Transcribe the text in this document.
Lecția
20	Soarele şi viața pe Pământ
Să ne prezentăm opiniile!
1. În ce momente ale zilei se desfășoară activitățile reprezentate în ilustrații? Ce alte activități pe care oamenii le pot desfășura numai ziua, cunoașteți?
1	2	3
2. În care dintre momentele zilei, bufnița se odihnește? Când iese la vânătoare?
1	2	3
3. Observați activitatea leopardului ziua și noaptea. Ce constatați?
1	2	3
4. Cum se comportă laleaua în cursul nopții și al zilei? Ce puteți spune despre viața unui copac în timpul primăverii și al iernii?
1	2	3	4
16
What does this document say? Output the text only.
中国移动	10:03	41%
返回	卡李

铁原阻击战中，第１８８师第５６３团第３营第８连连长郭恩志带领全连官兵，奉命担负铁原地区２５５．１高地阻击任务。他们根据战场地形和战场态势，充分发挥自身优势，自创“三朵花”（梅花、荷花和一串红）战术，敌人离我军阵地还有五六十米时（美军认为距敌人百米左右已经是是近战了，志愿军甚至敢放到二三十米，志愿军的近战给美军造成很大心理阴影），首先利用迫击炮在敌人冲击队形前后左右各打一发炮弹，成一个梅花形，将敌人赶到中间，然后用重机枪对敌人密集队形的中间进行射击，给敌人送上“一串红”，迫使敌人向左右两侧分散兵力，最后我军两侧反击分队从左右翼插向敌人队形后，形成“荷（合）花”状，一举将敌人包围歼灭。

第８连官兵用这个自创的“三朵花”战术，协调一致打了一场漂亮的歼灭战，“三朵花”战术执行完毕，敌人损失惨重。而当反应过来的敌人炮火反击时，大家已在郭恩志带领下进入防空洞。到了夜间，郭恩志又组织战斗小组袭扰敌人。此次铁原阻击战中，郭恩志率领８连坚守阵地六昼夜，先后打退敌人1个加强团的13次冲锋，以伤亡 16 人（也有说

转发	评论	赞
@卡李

########

THE REQUEST
Give a word-for-word copy of the records.

THE ANSWER
Transcribe the text in this document.
Lecția
20	Soarele şi viața pe Pământ
Să ne prezentăm opiniile!
1. În ce momente ale zilei se desfășoară activitățile reprezentate în ilustrații? Ce alte activități pe care oamenii le pot desfășura numai ziua, cunoașteți?
1	2	3
2. În care dintre momentele zilei, bufnița se odihnește? Când iese la vânătoare?
1	2	3
3. Observați activitatea leopardului ziua și noaptea. Ce constatați?
1	2	3
4. Cum se comportă laleaua în cursul nopții și al zilei? Ce puteți spune despre viața unui copac în timpul primăverii și al iernii?
1	2	3	4
16
What does this document say? Output the text only.
中国移动	10:03	41%
返回	卡李

铁原阻击战中，第１８８师第５６３团第３营第８连连长郭恩志带领全连官兵，奉命担负铁原地区２５５．１高地阻击任务。他们根据战场地形和战场态势，充分发挥自身优势，自创“三朵花”（梅花、荷花和一串红）战术，敌人离我军阵地还有五六十米时（美军认为距敌人百米左右已经是是近战了，志愿军甚至敢放到二三十米，志愿军的近战给美军造成很大心理阴影），首先利用迫击炮在敌人冲击队形前后左右各打一发炮弹，成一个梅花形，将敌人赶到中间，然后用重机枪对敌人密集队形的中间进行射击，给敌人送上“一串红”，迫使敌人向左右两侧分散兵力，最后我军两侧反击分队从左右翼插向敌人队形后，形成“荷（合）花”状，一举将敌人包围歼灭。

第８连官兵用这个自创的“三朵花”战术，协调一致打了一场漂亮的歼灭战，“三朵花”战术执行完毕，敌人损失惨重。而当反应过来的敌人炮火反击时，大家已在郭恩志带领下进入防空洞。到了夜间，郭恩志又组织战斗小组袭扰敌人。此次铁原阻击战中，郭恩志率领８连坚守阵地六昼夜，先后打退敌人1个加强团的13次冲锋，以伤亡 16 人（也有说

转发	评论	赞
@卡李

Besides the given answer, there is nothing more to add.